● Set exercise:
Give the listing again in full, exactly as written.

● Task input:
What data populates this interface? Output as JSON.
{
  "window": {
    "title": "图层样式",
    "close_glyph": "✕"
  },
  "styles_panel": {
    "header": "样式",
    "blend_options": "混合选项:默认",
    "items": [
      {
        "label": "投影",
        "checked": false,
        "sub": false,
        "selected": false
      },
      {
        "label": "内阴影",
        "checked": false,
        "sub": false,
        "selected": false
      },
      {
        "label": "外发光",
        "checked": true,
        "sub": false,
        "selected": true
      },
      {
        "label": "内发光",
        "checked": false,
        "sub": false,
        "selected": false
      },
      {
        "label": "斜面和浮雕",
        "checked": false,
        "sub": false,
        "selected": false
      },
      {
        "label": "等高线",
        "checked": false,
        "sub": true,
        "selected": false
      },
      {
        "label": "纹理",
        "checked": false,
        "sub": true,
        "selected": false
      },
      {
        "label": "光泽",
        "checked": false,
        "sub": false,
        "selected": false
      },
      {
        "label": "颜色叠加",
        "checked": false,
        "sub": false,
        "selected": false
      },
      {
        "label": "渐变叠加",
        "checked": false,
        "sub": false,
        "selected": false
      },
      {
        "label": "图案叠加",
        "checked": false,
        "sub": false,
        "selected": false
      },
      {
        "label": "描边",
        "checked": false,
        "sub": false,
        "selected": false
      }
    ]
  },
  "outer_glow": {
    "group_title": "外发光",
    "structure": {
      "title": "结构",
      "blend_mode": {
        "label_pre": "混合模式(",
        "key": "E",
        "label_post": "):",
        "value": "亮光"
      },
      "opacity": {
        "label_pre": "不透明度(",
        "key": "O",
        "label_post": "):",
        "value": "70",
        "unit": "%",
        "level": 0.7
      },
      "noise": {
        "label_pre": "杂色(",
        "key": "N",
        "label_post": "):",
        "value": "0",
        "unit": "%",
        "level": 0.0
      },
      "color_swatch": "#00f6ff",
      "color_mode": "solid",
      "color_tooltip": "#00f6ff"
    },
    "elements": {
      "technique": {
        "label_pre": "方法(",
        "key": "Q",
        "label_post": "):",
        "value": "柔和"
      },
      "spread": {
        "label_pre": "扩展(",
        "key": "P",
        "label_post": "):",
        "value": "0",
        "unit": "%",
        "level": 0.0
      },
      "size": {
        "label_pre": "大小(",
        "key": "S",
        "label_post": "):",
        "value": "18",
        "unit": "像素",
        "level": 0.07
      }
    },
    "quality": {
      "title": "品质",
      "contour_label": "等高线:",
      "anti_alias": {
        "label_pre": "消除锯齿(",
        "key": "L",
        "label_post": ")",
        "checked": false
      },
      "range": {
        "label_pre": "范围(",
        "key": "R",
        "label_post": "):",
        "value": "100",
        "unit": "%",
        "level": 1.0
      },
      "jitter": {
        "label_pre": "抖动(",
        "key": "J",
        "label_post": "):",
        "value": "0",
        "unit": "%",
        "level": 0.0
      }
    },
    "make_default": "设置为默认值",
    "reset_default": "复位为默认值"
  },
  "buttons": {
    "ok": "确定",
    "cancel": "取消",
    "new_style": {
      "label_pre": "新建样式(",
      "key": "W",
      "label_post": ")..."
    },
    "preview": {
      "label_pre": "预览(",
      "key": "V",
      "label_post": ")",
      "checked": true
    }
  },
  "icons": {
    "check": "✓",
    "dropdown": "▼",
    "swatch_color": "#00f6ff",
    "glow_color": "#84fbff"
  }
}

● Response:
What data populates this interface? Output as JSON.
{
  "window": {
    "title": "图层样式",
    "close_glyph": "✕"
  },
  "styles_panel": {
    "header": "样式",
    "blend_options": "混合选项:默认",
    "items": [
      {
        "label": "投影",
        "checked": false,
        "sub": false,
        "selected": false
      },
      {
        "label": "内阴影",
        "checked": false,
        "sub": false,
        "selected": false
      },
      {
        "label": "外发光",
        "checked": true,
        "sub": false,
        "selected": true
      },
      {
        "label": "内发光",
        "checked": false,
        "sub": false,
        "selected": false
      },
      {
        "label": "斜面和浮雕",
        "checked": false,
        "sub": false,
        "selected": false
      },
      {
        "label": "等高线",
        "checked": false,
        "sub": true,
        "selected": false
      },
      {
        "label": "纹理",
        "checked": false,
        "sub": true,
        "selected": false
      },
      {
        "label": "光泽",
        "checked": false,
        "sub": false,
        "selected": false
      },
      {
        "label": "颜色叠加",
        "checked": false,
        "sub": false,
        "selected": false
      },
      {
        "label": "渐变叠加",
        "checked": false,
        "sub": false,
        "selected": false
      },
      {
        "label": "图案叠加",
        "checked": false,
        "sub": false,
        "selected": false
      },
      {
        "label": "描边",
        "checked": false,
        "sub": false,
        "selected": false
      }
    ]
  },
  "outer_glow": {
    "group_title": "外发光",
    "structure": {
      "title": "结构",
      "blend_mode": {
        "label_pre": "混合模式(",
        "key": "E",
        "label_post": "):",
        "value": "亮光"
      },
      "opacity": {
        "label_pre": "不透明度(",
        "key": "O",
        "label_post": "):",
        "value": "70",
        "unit": "%",
        "level": 0.7
      },
      "noise": {
        "label_pre": "杂色(",
        "key": "N",
        "label_post": "):",
        "value": "0",
        "unit": "%",
        "level": 0.0
      },
      "color_swatch": "#00f6ff",
      "color_mode": "solid",
      "color_tooltip": "#00f6ff"
    },
    "elements": {
      "technique": {
        "label_pre": "方法(",
        "key": "Q",
        "label_post": "):",
        "value": "柔和"
      },
      "spread": {
        "label_pre": "扩展(",
        "key": "P",
        "label_post": "):",
        "value": "0",
        "unit": "%",
        "level": 0.0
      },
      "size": {
        "label_pre": "大小(",
        "key": "S",
        "label_post": "):",
        "value": "18",
        "unit": "像素",
        "level": 0.07
      }
    },
    "quality": {
      "title": "品质",
      "contour_label": "等高线:",
      "anti_alias": {
        "label_pre": "消除锯齿(",
        "key": "L",
        "label_post": ")",
        "checked": false
      },
      "range": {
        "label_pre": "范围(",
        "key": "R",
        "label_post": "):",
        "value": "100",
        "unit": "%",
        "level": 1.0
      },
      "jitter": {
        "label_pre": "抖动(",
        "key": "J",
        "label_post": "):",
        "value": "0",
        "unit": "%",
        "level": 0.0
      }
    },
    "make_default": "设置为默认值",
    "reset_default": "复位为默认值"
  },
  "buttons": {
    "ok": "确定",
    "cancel": "取消",
    "new_style": {
      "label_pre": "新建样式(",
      "key": "W",
      "label_post": ")..."
    },
    "preview": {
      "label_pre": "预览(",
      "key": "V",
      "label_post": ")",
      "checked": true
    }
  },
  "icons": {
    "check": "✓",
    "dropdown": "▼",
    "swatch_color": "#00f6ff",
    "glow_color": "#84fbff"
  }
}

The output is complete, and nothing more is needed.